**What you should do**
Find every row that contains the string "link" and copy each of those rows in full, treating uppercase and lowercase as different.

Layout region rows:
begin

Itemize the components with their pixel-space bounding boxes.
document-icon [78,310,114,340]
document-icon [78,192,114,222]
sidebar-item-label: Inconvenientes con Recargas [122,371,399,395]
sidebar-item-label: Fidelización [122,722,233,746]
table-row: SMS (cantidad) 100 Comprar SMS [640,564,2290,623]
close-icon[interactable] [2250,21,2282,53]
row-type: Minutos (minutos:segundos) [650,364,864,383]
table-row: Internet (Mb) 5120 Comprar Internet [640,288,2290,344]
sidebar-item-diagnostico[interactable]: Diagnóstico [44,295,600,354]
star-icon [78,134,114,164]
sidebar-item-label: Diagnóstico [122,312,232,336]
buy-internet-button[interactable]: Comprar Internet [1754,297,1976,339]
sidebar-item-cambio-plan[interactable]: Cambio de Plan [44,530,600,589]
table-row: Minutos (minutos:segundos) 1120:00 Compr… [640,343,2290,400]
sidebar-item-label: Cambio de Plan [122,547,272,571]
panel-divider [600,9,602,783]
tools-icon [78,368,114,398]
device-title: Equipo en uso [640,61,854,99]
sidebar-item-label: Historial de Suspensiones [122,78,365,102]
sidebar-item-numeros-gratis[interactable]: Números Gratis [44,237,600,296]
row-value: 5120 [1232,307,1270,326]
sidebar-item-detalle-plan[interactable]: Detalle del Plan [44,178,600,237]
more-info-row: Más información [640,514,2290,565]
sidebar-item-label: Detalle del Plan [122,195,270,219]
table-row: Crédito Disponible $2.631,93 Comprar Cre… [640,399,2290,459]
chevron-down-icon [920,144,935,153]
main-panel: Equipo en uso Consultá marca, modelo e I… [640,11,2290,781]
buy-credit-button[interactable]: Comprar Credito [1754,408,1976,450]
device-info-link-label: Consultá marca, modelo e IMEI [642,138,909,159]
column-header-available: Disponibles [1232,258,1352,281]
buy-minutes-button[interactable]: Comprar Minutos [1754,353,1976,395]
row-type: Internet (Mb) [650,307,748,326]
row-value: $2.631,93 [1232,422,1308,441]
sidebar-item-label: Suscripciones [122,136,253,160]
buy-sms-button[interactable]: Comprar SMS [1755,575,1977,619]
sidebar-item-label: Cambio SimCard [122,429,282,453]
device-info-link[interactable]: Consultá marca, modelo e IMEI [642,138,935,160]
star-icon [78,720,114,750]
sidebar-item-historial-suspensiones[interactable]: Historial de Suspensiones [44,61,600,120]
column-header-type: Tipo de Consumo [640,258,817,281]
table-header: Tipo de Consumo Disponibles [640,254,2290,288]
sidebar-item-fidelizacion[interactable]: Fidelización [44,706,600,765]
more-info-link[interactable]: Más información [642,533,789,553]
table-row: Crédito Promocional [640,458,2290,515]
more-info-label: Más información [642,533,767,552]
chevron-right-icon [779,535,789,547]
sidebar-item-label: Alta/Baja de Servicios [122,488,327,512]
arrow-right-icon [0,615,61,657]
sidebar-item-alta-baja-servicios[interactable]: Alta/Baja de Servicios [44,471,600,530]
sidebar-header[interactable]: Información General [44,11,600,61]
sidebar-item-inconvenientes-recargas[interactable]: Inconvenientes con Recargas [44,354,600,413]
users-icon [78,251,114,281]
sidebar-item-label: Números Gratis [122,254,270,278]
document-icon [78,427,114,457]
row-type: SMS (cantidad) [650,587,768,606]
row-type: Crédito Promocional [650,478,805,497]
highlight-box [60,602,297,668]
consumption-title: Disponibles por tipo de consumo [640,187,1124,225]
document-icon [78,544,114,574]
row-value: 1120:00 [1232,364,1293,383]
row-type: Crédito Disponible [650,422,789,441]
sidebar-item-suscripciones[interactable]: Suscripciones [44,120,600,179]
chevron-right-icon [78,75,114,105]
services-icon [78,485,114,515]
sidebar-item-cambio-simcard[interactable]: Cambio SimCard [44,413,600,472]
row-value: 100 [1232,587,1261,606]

end

**Right answer**
device-info-link-label: Consultá marca, modelo e IMEI [642,138,909,159]
device-info-link[interactable]: Consultá marca, modelo e IMEI [642,138,935,160]
more-info-link[interactable]: Más información [642,533,789,553]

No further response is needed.